THE REQUEST:
Exactly repeat the material, dropping only the pictures.

Figure record extracts:
** Begin **

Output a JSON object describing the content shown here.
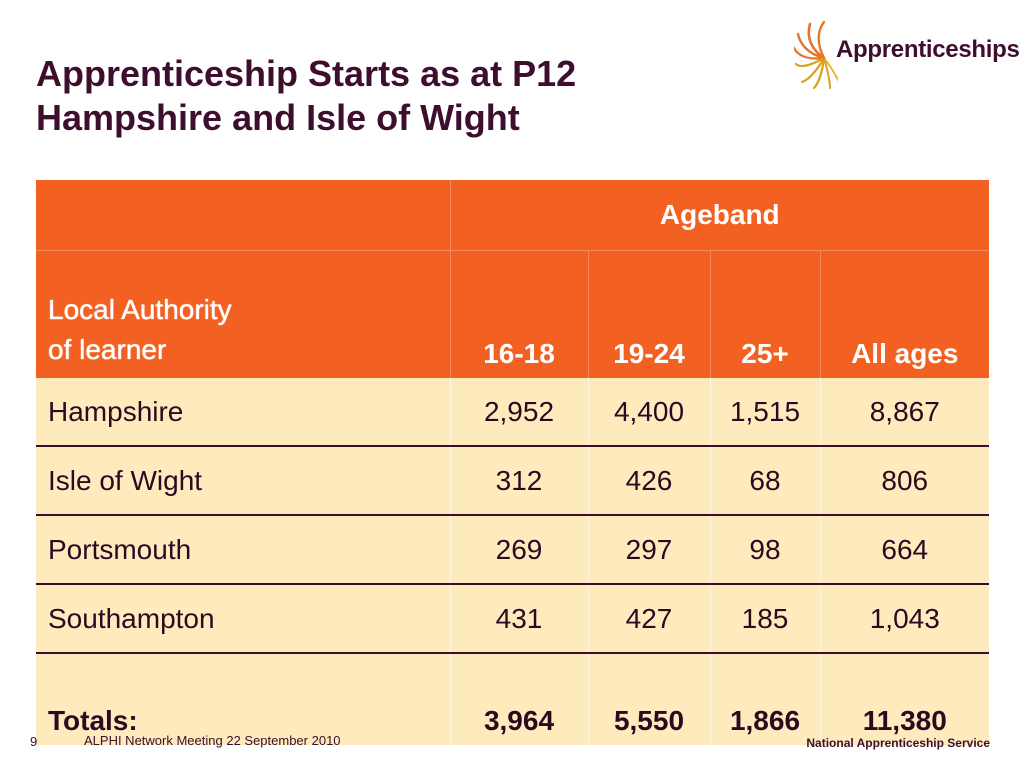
{
  "title": {
    "line1": "Apprenticeship Starts as at P12",
    "line2": "Hampshire and Isle of Wight"
  },
  "logo": {
    "text": "Apprenticeships",
    "icon": "sunburst-logo-icon",
    "colors": [
      "#e8732c",
      "#d9a21b",
      "#3d0e2e"
    ]
  },
  "table": {
    "group_header": "Ageband",
    "row_header": [
      "Local Authority",
      "of learner"
    ],
    "columns": [
      "16-18",
      "19-24",
      "25+",
      "All ages"
    ],
    "rows": [
      {
        "name": "Hampshire",
        "values": [
          "2,952",
          "4,400",
          "1,515",
          "8,867"
        ]
      },
      {
        "name": "Isle of Wight",
        "values": [
          "312",
          "426",
          "68",
          "806"
        ]
      },
      {
        "name": "Portsmouth",
        "values": [
          "269",
          "297",
          "98",
          "664"
        ]
      },
      {
        "name": "Southampton",
        "values": [
          "431",
          "427",
          "185",
          "1,043"
        ]
      }
    ],
    "totals": {
      "label": "Totals:",
      "values": [
        "3,964",
        "5,550",
        "1,866",
        "11,380"
      ]
    }
  },
  "footer": {
    "page_number": "9",
    "meeting": "ALPHI Network Meeting 22 September 2010",
    "organisation": "National Apprenticeship Service"
  },
  "colors": {
    "header_bg": "#f26122",
    "body_bg": "#fdebbe",
    "title_text": "#3d0e2e"
  }
}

** End **

COMPLETED EXERCISE:
Output a JSON object describing the content shown here.
{
  "title": {
    "line1": "Apprenticeship Starts as at P12",
    "line2": "Hampshire and Isle of Wight"
  },
  "logo": {
    "text": "Apprenticeships",
    "icon": "sunburst-logo-icon",
    "colors": [
      "#e8732c",
      "#d9a21b",
      "#3d0e2e"
    ]
  },
  "table": {
    "group_header": "Ageband",
    "row_header": [
      "Local Authority",
      "of learner"
    ],
    "columns": [
      "16-18",
      "19-24",
      "25+",
      "All ages"
    ],
    "rows": [
      {
        "name": "Hampshire",
        "values": [
          "2,952",
          "4,400",
          "1,515",
          "8,867"
        ]
      },
      {
        "name": "Isle of Wight",
        "values": [
          "312",
          "426",
          "68",
          "806"
        ]
      },
      {
        "name": "Portsmouth",
        "values": [
          "269",
          "297",
          "98",
          "664"
        ]
      },
      {
        "name": "Southampton",
        "values": [
          "431",
          "427",
          "185",
          "1,043"
        ]
      }
    ],
    "totals": {
      "label": "Totals:",
      "values": [
        "3,964",
        "5,550",
        "1,866",
        "11,380"
      ]
    }
  },
  "footer": {
    "page_number": "9",
    "meeting": "ALPHI Network Meeting 22 September 2010",
    "organisation": "National Apprenticeship Service"
  },
  "colors": {
    "header_bg": "#f26122",
    "body_bg": "#fdebbe",
    "title_text": "#3d0e2e"
  }
}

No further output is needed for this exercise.